━━ DATASET
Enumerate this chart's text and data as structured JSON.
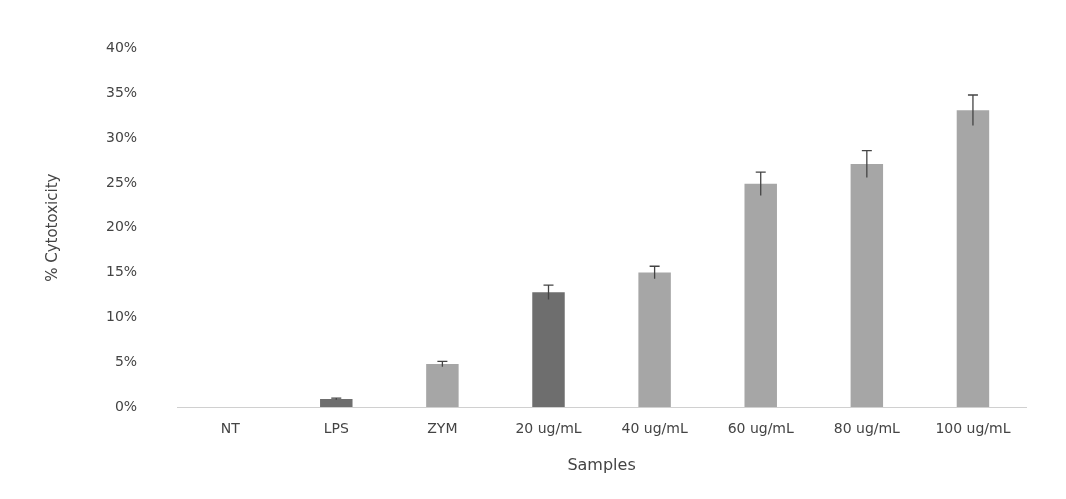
{
  "chart_data": {
    "type": "bar",
    "xlabel": "Samples",
    "ylabel": "% Cytotoxicity",
    "categories": [
      "NT",
      "LPS",
      "ZYM",
      "20 ug/mL",
      "40 ug/mL",
      "60 ug/mL",
      "80 ug/mL",
      "100 ug/mL"
    ],
    "values": [
      0,
      0.9,
      4.8,
      12.8,
      15,
      24.9,
      27.1,
      33.1
    ],
    "errors": [
      null,
      0.1,
      0.3,
      0.8,
      0.7,
      1.3,
      1.5,
      1.7
    ],
    "colors": [
      "#a6a6a6",
      "#6e6e6e",
      "#a6a6a6",
      "#6e6e6e",
      "#a6a6a6",
      "#a6a6a6",
      "#a6a6a6",
      "#a6a6a6"
    ],
    "ylim": [
      0,
      40
    ],
    "yticks": [
      {
        "value": 0,
        "label": "0%"
      },
      {
        "value": 5,
        "label": "5%"
      },
      {
        "value": 10,
        "label": "10%"
      },
      {
        "value": 15,
        "label": "15%"
      },
      {
        "value": 20,
        "label": "20%"
      },
      {
        "value": 25,
        "label": "25%"
      },
      {
        "value": 30,
        "label": "30%"
      },
      {
        "value": 35,
        "label": "35%"
      },
      {
        "value": 40,
        "label": "40%"
      }
    ],
    "grid": false,
    "legend": false
  }
}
━━━━
Make an exact copy of the whole listing, but don't bring over any pictures.

Enumerate this chart's text and data as structured JSON.
{
  "chart_data": {
    "type": "bar",
    "xlabel": "Samples",
    "ylabel": "% Cytotoxicity",
    "categories": [
      "NT",
      "LPS",
      "ZYM",
      "20 ug/mL",
      "40 ug/mL",
      "60 ug/mL",
      "80 ug/mL",
      "100 ug/mL"
    ],
    "values": [
      0,
      0.9,
      4.8,
      12.8,
      15,
      24.9,
      27.1,
      33.1
    ],
    "errors": [
      null,
      0.1,
      0.3,
      0.8,
      0.7,
      1.3,
      1.5,
      1.7
    ],
    "colors": [
      "#a6a6a6",
      "#6e6e6e",
      "#a6a6a6",
      "#6e6e6e",
      "#a6a6a6",
      "#a6a6a6",
      "#a6a6a6",
      "#a6a6a6"
    ],
    "ylim": [
      0,
      40
    ],
    "yticks": [
      {
        "value": 0,
        "label": "0%"
      },
      {
        "value": 5,
        "label": "5%"
      },
      {
        "value": 10,
        "label": "10%"
      },
      {
        "value": 15,
        "label": "15%"
      },
      {
        "value": 20,
        "label": "20%"
      },
      {
        "value": 25,
        "label": "25%"
      },
      {
        "value": 30,
        "label": "30%"
      },
      {
        "value": 35,
        "label": "35%"
      },
      {
        "value": 40,
        "label": "40%"
      }
    ],
    "grid": false,
    "legend": false
  }
}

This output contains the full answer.